## [Texto del ejercicio]
El litigio entre Venezuela y Guyana no tardaría en aparecer, más aún, por la exploración y explotación de las riquezas del subsuelo en áreas en disputa como las aguas internacionales y, todavía más, en la región del Esequibo, que Caracas reivindica como propia a partir del Acuerdo de Ginebra, que firmó con Londres en 1966 antes de la independencia guyanesa.
Para la Casa Blanca, pero más aun para el Pentágono, Guyana es hoy un aliado privilegiado en Sudamérica, en términos económicos, pero también defensivos, ya que apunta a construir una relación como la que los Estados Unidos mantienen hoy con las pequeñas monarquías del Golfo Pérsico que albergan tropas estadounidenses como muro de contención frente a Irán. Para asegurar el progresivo control del Caribe, Estados Unidos y su principal corporación petrolera han construido un vector que comienza en La Florida y termina en Guyana y que desde hace apenas unas pocas semanas cuenta con un nuevo integrante.
El gobierno de Trinidad y Tobago inició conversaciones con Exxon y, en tiempo récord, firmó contrato con la corporación el 12 de agosto para comenzar las tareas exploratorias en la costa este de Trinidad, en un territorio de 7 mil kilómetros cuadrados. Se espera que, con las inversiones correspondientes, la extracción de petróleo en esa área termine emulando el éxito de Guyana. Por su parte, la primera ministra trinitense, Kamla Persad-Bissessar, ofreció las instalaciones existentes en las dos islas como punto de apoyo en la ofensiva contra el gobierno de Nicolás Maduro, robusteciendo así una alianza que, además de económica, también es política y militar.

## [Datos proporcionados]
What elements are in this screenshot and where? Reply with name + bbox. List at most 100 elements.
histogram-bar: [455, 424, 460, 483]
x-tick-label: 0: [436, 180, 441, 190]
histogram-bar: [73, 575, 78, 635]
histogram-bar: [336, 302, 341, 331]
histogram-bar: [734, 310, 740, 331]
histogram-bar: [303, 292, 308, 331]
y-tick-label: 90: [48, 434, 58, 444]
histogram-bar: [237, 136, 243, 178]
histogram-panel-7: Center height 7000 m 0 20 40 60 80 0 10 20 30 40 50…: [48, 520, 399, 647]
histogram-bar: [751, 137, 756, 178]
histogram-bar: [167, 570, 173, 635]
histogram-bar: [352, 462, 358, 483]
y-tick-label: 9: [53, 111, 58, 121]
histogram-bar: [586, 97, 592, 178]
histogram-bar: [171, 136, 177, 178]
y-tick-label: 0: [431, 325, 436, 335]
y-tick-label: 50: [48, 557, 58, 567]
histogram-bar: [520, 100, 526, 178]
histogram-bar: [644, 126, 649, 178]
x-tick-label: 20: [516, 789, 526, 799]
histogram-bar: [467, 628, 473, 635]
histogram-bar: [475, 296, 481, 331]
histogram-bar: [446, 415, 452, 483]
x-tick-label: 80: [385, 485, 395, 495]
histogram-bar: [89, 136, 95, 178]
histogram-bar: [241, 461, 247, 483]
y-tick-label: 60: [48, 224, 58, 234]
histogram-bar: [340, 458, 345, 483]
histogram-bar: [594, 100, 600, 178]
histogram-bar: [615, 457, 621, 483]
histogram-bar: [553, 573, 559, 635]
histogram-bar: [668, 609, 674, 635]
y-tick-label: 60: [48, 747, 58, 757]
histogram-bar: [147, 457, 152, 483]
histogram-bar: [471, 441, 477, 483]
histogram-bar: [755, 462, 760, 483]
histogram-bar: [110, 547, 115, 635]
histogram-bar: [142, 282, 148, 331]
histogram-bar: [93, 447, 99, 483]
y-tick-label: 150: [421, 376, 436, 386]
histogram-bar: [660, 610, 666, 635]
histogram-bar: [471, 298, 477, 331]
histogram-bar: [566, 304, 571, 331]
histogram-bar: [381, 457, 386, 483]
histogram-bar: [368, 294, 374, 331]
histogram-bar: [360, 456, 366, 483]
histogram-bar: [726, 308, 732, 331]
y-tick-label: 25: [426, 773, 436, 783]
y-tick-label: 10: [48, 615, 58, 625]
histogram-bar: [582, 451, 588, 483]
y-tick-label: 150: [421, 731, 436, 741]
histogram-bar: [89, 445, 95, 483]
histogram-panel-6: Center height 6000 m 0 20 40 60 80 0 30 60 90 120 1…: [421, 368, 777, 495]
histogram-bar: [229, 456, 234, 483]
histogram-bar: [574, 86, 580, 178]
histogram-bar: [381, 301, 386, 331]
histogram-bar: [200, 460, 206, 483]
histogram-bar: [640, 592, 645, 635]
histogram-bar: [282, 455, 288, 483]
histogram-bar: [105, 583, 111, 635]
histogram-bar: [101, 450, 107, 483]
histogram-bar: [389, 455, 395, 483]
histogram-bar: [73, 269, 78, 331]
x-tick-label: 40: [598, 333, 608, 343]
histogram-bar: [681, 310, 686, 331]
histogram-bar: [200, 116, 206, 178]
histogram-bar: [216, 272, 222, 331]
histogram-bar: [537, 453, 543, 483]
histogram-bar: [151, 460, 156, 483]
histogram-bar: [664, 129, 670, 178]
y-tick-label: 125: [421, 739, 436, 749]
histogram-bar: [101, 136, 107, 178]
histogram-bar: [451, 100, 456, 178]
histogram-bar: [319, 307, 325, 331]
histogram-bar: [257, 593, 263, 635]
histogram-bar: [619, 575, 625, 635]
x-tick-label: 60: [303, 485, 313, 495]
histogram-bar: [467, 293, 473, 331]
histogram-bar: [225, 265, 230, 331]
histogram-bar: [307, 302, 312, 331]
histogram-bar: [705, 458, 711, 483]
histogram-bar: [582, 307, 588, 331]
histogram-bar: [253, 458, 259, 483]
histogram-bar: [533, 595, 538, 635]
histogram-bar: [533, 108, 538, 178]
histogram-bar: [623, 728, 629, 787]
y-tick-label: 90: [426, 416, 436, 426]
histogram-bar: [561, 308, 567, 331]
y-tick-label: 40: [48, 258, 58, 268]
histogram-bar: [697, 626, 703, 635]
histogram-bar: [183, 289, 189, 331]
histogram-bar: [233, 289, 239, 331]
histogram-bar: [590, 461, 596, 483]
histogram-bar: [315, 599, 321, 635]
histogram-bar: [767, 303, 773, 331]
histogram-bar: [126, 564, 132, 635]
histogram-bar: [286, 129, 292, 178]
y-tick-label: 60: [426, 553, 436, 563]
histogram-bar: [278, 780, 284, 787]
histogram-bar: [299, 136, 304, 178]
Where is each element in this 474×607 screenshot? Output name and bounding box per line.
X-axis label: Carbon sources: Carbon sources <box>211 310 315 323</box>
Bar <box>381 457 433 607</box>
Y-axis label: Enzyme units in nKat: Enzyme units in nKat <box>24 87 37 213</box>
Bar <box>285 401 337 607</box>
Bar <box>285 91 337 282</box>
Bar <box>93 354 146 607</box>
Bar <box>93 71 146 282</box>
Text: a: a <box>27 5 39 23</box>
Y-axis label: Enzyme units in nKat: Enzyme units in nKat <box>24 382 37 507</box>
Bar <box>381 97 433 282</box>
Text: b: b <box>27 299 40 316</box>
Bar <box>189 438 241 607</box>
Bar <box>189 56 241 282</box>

## [Actividad propuesta]
Según el texto del ejercicio, ¿en qué fecha firmó el gobierno de Trinidad y Tobago el contrato con Exxon? Para resolver esta actividad no hace falta consultar los registros.

## [Ejercicio resuelto]
El 12 de agosto.